=== EXERCISE DATA ===
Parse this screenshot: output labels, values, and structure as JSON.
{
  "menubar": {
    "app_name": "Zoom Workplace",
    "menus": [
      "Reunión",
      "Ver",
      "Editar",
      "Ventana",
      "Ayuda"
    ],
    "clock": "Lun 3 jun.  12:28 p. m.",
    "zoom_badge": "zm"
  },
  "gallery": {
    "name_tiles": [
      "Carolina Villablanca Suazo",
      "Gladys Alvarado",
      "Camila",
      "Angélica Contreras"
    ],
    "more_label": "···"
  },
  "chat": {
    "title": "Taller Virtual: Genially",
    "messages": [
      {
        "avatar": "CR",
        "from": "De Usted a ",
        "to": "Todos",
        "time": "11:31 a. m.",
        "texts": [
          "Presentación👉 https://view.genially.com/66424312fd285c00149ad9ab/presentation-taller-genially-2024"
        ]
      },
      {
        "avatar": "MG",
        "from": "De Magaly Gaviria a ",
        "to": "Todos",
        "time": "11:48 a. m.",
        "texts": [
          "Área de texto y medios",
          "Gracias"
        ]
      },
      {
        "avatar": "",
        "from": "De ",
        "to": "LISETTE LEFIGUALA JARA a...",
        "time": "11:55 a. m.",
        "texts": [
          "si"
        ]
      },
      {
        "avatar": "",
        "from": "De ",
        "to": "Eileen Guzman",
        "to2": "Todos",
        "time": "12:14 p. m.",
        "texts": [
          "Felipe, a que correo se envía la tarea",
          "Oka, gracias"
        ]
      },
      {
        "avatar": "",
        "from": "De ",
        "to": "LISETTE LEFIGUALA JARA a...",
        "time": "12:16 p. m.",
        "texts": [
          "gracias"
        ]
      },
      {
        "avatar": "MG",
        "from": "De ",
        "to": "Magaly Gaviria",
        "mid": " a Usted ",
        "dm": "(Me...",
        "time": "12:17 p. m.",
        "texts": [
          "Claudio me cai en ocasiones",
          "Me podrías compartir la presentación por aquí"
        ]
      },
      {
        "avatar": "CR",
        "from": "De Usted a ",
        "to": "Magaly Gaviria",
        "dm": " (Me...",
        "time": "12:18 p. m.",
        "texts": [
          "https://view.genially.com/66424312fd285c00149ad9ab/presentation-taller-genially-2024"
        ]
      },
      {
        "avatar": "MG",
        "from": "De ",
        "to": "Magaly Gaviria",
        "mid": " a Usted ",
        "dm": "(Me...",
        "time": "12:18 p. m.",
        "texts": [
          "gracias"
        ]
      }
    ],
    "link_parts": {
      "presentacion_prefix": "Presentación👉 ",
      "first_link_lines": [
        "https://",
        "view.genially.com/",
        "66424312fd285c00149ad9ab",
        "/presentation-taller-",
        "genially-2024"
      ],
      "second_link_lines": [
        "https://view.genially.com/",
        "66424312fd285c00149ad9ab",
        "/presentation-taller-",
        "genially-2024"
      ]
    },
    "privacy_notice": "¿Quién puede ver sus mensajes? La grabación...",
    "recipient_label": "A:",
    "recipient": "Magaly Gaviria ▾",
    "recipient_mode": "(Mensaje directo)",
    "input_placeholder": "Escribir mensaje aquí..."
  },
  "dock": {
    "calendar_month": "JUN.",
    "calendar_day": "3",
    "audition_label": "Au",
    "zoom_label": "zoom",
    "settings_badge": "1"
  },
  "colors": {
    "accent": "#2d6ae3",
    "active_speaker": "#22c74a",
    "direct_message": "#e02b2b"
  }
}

=== WHAT THE TASK REQUIRES ===
Each record above should be returned exactly as it appears.

=== SOLUTION FOR THIS PROBLEM ===
Parse this screenshot: output labels, values, and structure as JSON.
{
  "menubar": {
    "app_name": "Zoom Workplace",
    "menus": [
      "Reunión",
      "Ver",
      "Editar",
      "Ventana",
      "Ayuda"
    ],
    "clock": "Lun 3 jun.  12:28 p. m.",
    "zoom_badge": "zm"
  },
  "gallery": {
    "name_tiles": [
      "Carolina Villablanca Suazo",
      "Gladys Alvarado",
      "Camila",
      "Angélica Contreras"
    ],
    "more_label": "···"
  },
  "chat": {
    "title": "Taller Virtual: Genially",
    "messages": [
      {
        "avatar": "CR",
        "from": "De Usted a ",
        "to": "Todos",
        "time": "11:31 a. m.",
        "texts": [
          "Presentación👉 https://view.genially.com/66424312fd285c00149ad9ab/presentation-taller-genially-2024"
        ]
      },
      {
        "avatar": "MG",
        "from": "De Magaly Gaviria a ",
        "to": "Todos",
        "time": "11:48 a. m.",
        "texts": [
          "Área de texto y medios",
          "Gracias"
        ]
      },
      {
        "avatar": "",
        "from": "De ",
        "to": "LISETTE LEFIGUALA JARA a...",
        "time": "11:55 a. m.",
        "texts": [
          "si"
        ]
      },
      {
        "avatar": "",
        "from": "De ",
        "to": "Eileen Guzman",
        "to2": "Todos",
        "time": "12:14 p. m.",
        "texts": [
          "Felipe, a que correo se envía la tarea",
          "Oka, gracias"
        ]
      },
      {
        "avatar": "",
        "from": "De ",
        "to": "LISETTE LEFIGUALA JARA a...",
        "time": "12:16 p. m.",
        "texts": [
          "gracias"
        ]
      },
      {
        "avatar": "MG",
        "from": "De ",
        "to": "Magaly Gaviria",
        "mid": " a Usted ",
        "dm": "(Me...",
        "time": "12:17 p. m.",
        "texts": [
          "Claudio me cai en ocasiones",
          "Me podrías compartir la presentación por aquí"
        ]
      },
      {
        "avatar": "CR",
        "from": "De Usted a ",
        "to": "Magaly Gaviria",
        "dm": " (Me...",
        "time": "12:18 p. m.",
        "texts": [
          "https://view.genially.com/66424312fd285c00149ad9ab/presentation-taller-genially-2024"
        ]
      },
      {
        "avatar": "MG",
        "from": "De ",
        "to": "Magaly Gaviria",
        "mid": " a Usted ",
        "dm": "(Me...",
        "time": "12:18 p. m.",
        "texts": [
          "gracias"
        ]
      }
    ],
    "link_parts": {
      "presentacion_prefix": "Presentación👉 ",
      "first_link_lines": [
        "https://",
        "view.genially.com/",
        "66424312fd285c00149ad9ab",
        "/presentation-taller-",
        "genially-2024"
      ],
      "second_link_lines": [
        "https://view.genially.com/",
        "66424312fd285c00149ad9ab",
        "/presentation-taller-",
        "genially-2024"
      ]
    },
    "privacy_notice": "¿Quién puede ver sus mensajes? La grabación...",
    "recipient_label": "A:",
    "recipient": "Magaly Gaviria ▾",
    "recipient_mode": "(Mensaje directo)",
    "input_placeholder": "Escribir mensaje aquí..."
  },
  "dock": {
    "calendar_month": "JUN.",
    "calendar_day": "3",
    "audition_label": "Au",
    "zoom_label": "zoom",
    "settings_badge": "1"
  },
  "colors": {
    "accent": "#2d6ae3",
    "active_speaker": "#22c74a",
    "direct_message": "#e02b2b"
  }
}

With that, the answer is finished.